Gather up every line from the entries below that uses the word "JSON".

— START Given records —

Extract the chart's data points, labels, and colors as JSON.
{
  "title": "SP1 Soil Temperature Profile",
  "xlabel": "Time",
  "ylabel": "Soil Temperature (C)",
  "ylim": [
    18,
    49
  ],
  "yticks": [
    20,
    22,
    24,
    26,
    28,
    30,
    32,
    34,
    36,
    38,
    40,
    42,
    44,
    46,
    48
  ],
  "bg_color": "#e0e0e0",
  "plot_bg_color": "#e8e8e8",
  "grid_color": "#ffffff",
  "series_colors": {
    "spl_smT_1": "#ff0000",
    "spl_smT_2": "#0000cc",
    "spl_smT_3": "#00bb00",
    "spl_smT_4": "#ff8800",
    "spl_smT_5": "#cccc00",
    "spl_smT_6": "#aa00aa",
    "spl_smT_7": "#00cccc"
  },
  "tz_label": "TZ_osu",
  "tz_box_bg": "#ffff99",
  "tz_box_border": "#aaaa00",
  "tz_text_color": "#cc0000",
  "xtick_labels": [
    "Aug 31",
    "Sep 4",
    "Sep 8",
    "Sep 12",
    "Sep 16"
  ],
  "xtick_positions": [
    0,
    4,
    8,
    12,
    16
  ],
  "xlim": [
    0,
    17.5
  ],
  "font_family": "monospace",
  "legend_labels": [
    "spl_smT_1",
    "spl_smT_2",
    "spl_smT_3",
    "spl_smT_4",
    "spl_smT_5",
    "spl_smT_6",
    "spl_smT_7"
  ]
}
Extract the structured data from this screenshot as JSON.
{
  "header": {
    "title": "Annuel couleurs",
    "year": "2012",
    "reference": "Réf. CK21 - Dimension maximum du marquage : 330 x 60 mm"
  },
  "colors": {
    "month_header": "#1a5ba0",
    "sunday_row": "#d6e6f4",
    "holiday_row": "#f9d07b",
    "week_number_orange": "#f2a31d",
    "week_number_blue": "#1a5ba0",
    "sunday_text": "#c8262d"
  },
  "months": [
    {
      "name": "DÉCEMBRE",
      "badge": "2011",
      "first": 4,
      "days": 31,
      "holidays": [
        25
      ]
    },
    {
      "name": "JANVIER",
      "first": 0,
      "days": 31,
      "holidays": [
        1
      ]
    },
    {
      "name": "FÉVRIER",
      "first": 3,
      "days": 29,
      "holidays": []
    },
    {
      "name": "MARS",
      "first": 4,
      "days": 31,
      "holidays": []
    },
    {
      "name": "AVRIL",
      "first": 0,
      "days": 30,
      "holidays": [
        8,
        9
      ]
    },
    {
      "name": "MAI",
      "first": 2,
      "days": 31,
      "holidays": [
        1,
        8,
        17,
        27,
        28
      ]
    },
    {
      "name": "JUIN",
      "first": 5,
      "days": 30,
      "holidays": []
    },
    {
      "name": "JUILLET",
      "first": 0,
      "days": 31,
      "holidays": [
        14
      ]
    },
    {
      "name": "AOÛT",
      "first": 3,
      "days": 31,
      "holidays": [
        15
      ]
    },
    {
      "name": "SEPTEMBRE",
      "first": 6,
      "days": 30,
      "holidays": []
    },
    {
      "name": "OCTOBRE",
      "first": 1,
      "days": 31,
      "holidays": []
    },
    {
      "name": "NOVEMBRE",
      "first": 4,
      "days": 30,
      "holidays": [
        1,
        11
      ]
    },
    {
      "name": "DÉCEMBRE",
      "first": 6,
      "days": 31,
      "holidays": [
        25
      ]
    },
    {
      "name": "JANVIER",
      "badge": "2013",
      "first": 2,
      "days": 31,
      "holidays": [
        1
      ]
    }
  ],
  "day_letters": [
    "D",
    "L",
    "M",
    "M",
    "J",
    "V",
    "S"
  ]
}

— END Given records —

Response to this task:
Extract the chart's data points, labels, and colors as JSON.
Extract the structured data from this screenshot as JSON.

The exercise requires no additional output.